■ **RECORDED INFORMATION**
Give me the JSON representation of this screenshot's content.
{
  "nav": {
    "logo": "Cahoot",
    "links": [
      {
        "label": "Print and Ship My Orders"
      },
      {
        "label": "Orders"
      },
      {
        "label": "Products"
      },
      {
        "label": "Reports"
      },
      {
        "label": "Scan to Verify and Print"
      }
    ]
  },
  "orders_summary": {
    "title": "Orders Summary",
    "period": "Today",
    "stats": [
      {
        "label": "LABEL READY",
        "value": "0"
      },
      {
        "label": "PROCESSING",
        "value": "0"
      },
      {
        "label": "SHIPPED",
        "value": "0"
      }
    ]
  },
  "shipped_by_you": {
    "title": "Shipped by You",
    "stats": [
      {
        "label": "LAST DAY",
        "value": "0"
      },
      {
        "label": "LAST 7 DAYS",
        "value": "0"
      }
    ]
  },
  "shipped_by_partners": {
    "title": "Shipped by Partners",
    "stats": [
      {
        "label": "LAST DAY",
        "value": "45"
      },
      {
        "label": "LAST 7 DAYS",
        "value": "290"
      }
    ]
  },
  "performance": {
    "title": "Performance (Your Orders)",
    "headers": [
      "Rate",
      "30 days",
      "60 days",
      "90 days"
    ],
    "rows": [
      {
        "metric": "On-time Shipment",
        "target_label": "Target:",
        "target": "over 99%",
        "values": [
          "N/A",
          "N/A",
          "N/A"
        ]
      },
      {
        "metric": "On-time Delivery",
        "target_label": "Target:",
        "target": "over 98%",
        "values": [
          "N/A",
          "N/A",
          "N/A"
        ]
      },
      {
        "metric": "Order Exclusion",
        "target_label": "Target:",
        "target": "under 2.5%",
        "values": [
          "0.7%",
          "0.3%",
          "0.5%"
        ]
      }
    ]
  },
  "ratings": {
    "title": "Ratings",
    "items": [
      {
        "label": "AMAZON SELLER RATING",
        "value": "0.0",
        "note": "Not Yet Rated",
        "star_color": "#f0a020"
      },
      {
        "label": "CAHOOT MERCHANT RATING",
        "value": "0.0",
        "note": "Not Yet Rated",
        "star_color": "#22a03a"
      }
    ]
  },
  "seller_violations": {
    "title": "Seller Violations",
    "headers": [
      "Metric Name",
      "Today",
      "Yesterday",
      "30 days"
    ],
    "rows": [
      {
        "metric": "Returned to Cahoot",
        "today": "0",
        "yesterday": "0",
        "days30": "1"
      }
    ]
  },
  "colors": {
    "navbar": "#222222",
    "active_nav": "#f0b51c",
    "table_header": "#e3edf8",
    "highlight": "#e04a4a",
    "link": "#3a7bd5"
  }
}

■ **AIM**
Copy every record exactly as presented.

■ **CORRECT RESULT**
Give me the JSON representation of this screenshot's content.
{
  "nav": {
    "logo": "Cahoot",
    "links": [
      {
        "label": "Print and Ship My Orders"
      },
      {
        "label": "Orders"
      },
      {
        "label": "Products"
      },
      {
        "label": "Reports"
      },
      {
        "label": "Scan to Verify and Print"
      }
    ]
  },
  "orders_summary": {
    "title": "Orders Summary",
    "period": "Today",
    "stats": [
      {
        "label": "LABEL READY",
        "value": "0"
      },
      {
        "label": "PROCESSING",
        "value": "0"
      },
      {
        "label": "SHIPPED",
        "value": "0"
      }
    ]
  },
  "shipped_by_you": {
    "title": "Shipped by You",
    "stats": [
      {
        "label": "LAST DAY",
        "value": "0"
      },
      {
        "label": "LAST 7 DAYS",
        "value": "0"
      }
    ]
  },
  "shipped_by_partners": {
    "title": "Shipped by Partners",
    "stats": [
      {
        "label": "LAST DAY",
        "value": "45"
      },
      {
        "label": "LAST 7 DAYS",
        "value": "290"
      }
    ]
  },
  "performance": {
    "title": "Performance (Your Orders)",
    "headers": [
      "Rate",
      "30 days",
      "60 days",
      "90 days"
    ],
    "rows": [
      {
        "metric": "On-time Shipment",
        "target_label": "Target:",
        "target": "over 99%",
        "values": [
          "N/A",
          "N/A",
          "N/A"
        ]
      },
      {
        "metric": "On-time Delivery",
        "target_label": "Target:",
        "target": "over 98%",
        "values": [
          "N/A",
          "N/A",
          "N/A"
        ]
      },
      {
        "metric": "Order Exclusion",
        "target_label": "Target:",
        "target": "under 2.5%",
        "values": [
          "0.7%",
          "0.3%",
          "0.5%"
        ]
      }
    ]
  },
  "ratings": {
    "title": "Ratings",
    "items": [
      {
        "label": "AMAZON SELLER RATING",
        "value": "0.0",
        "note": "Not Yet Rated",
        "star_color": "#f0a020"
      },
      {
        "label": "CAHOOT MERCHANT RATING",
        "value": "0.0",
        "note": "Not Yet Rated",
        "star_color": "#22a03a"
      }
    ]
  },
  "seller_violations": {
    "title": "Seller Violations",
    "headers": [
      "Metric Name",
      "Today",
      "Yesterday",
      "30 days"
    ],
    "rows": [
      {
        "metric": "Returned to Cahoot",
        "today": "0",
        "yesterday": "0",
        "days30": "1"
      }
    ]
  },
  "colors": {
    "navbar": "#222222",
    "active_nav": "#f0b51c",
    "table_header": "#e3edf8",
    "highlight": "#e04a4a",
    "link": "#3a7bd5"
  }
}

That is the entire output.